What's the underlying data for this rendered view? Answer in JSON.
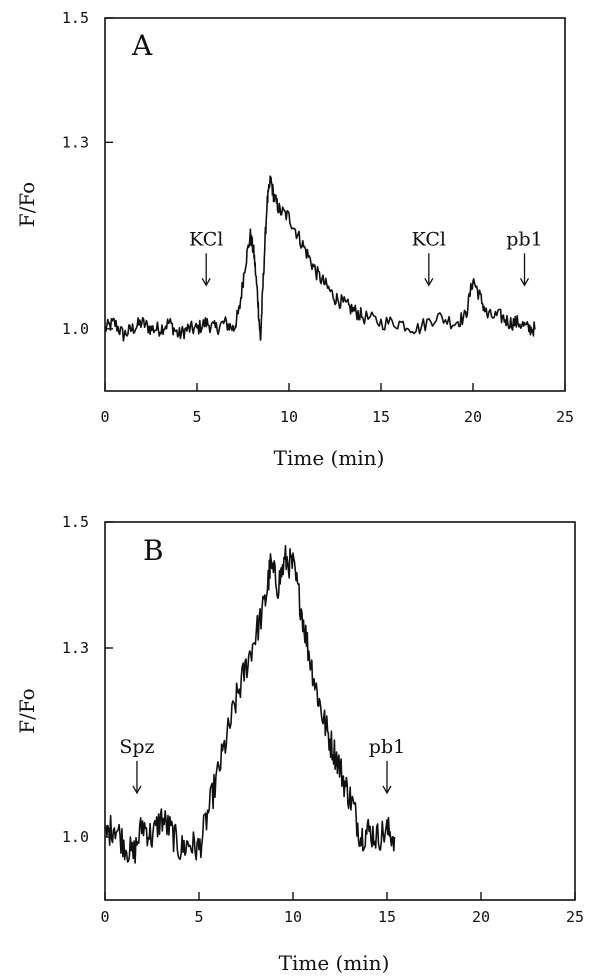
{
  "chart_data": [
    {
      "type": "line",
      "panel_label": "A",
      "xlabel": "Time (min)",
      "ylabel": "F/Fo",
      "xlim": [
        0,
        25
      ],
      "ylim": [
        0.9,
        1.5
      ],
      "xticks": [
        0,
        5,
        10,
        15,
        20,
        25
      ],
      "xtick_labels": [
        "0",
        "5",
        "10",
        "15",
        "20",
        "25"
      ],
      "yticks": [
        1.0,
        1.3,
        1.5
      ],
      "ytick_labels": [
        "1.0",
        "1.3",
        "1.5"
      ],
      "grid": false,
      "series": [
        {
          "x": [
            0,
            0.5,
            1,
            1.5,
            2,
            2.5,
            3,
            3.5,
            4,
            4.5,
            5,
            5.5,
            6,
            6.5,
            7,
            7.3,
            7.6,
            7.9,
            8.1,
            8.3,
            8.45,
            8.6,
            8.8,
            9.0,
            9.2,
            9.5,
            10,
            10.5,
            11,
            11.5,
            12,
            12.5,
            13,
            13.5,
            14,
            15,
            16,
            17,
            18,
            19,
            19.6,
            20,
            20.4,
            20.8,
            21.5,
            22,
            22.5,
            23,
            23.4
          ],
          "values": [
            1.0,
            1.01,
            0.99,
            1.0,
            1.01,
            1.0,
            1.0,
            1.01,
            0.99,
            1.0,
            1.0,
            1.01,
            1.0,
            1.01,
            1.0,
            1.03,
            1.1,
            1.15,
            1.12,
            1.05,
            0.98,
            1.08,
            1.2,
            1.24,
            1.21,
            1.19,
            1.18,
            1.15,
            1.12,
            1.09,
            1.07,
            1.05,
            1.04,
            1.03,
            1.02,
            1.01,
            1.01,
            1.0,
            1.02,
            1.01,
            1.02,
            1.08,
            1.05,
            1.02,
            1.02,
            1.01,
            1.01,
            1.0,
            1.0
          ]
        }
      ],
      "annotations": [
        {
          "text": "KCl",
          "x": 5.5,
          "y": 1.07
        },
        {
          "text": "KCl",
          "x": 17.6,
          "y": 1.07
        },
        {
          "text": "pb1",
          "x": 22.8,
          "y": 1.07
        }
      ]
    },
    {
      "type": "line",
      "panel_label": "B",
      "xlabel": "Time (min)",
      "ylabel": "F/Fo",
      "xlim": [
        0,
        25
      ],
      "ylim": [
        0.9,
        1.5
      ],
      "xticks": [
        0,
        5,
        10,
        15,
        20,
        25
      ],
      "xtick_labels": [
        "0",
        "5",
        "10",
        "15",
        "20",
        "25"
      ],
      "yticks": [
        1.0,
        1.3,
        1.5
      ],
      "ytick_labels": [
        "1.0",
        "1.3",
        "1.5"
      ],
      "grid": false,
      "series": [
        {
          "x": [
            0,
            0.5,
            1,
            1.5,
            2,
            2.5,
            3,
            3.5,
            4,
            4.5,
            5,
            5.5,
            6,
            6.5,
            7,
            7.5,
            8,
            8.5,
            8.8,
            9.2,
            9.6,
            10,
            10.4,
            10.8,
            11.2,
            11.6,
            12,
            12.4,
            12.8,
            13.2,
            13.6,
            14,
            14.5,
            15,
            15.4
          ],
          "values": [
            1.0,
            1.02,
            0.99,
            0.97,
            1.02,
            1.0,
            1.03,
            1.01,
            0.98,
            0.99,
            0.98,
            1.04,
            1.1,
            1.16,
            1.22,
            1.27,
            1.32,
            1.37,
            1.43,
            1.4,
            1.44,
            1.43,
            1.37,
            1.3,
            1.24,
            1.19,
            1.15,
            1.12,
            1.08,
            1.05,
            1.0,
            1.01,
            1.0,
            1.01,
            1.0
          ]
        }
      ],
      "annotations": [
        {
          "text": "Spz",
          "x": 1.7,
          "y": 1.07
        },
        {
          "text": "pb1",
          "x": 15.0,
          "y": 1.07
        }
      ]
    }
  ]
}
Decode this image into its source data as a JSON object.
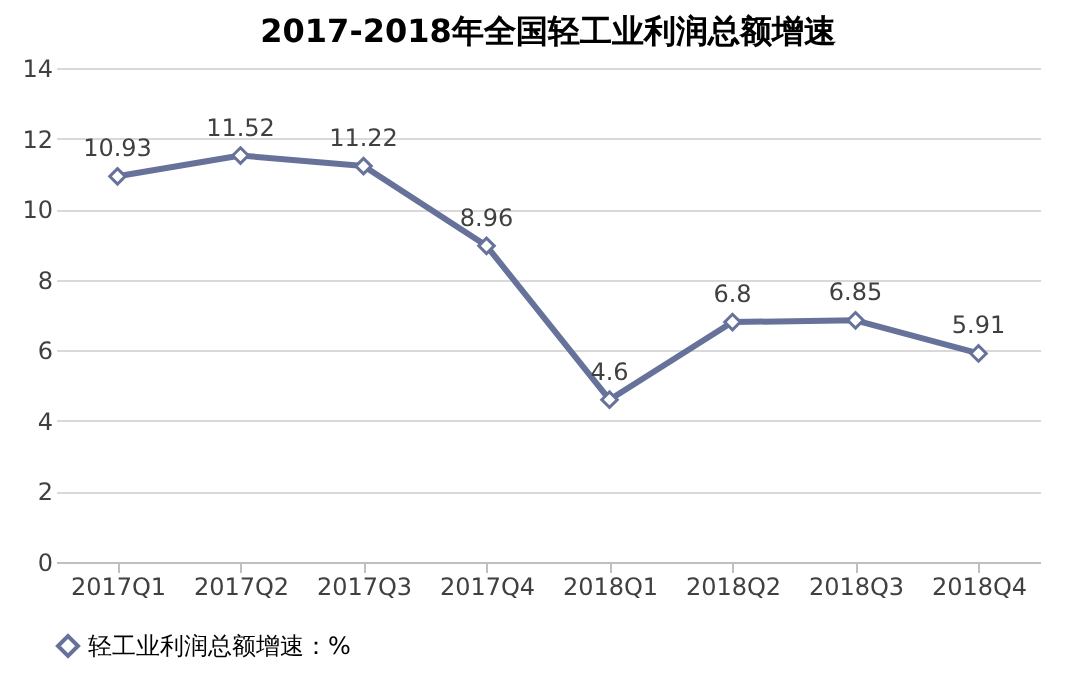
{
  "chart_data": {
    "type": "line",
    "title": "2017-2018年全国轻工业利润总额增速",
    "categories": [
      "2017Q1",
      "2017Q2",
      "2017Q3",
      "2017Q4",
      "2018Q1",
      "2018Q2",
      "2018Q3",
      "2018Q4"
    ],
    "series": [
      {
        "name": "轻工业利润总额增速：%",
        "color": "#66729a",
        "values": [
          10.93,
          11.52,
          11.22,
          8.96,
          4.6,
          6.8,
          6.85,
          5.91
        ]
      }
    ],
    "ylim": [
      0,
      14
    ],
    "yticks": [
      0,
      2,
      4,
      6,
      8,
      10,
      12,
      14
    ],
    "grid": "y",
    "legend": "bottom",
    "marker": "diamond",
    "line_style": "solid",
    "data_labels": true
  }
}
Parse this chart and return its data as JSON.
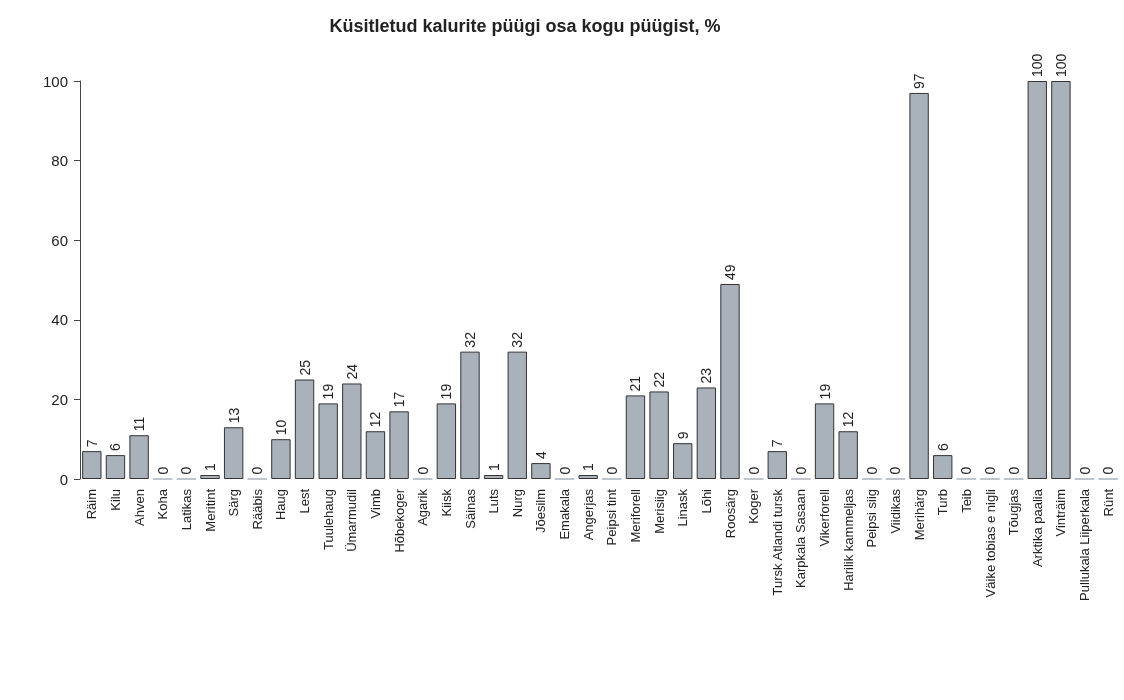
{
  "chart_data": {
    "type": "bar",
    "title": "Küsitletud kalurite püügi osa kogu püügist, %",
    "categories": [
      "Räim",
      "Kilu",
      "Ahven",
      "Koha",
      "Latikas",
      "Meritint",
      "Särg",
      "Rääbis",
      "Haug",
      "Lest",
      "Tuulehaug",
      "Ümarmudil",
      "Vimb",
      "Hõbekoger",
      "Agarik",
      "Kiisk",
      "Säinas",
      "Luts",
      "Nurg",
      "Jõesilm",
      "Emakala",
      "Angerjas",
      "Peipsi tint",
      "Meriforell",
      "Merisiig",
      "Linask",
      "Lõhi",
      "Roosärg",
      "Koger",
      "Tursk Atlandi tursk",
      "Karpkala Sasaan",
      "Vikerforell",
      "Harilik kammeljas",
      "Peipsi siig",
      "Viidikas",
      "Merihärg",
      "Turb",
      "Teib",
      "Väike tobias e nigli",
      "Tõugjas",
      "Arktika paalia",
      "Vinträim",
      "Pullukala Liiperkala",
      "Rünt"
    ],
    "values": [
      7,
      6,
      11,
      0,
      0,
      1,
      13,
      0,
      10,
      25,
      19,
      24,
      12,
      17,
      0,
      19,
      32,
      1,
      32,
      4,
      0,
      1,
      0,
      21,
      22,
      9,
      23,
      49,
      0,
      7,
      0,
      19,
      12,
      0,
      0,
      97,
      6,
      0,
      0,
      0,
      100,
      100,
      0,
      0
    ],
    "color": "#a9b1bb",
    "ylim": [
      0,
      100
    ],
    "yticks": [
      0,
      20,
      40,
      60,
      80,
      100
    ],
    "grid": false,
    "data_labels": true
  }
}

——————

◆ Task requirements
Show the lines where the word "type" appears in the entries.

◆ Written response
      "type": "line",
      "type": "line",
    "type": "line",
    "type": "bar",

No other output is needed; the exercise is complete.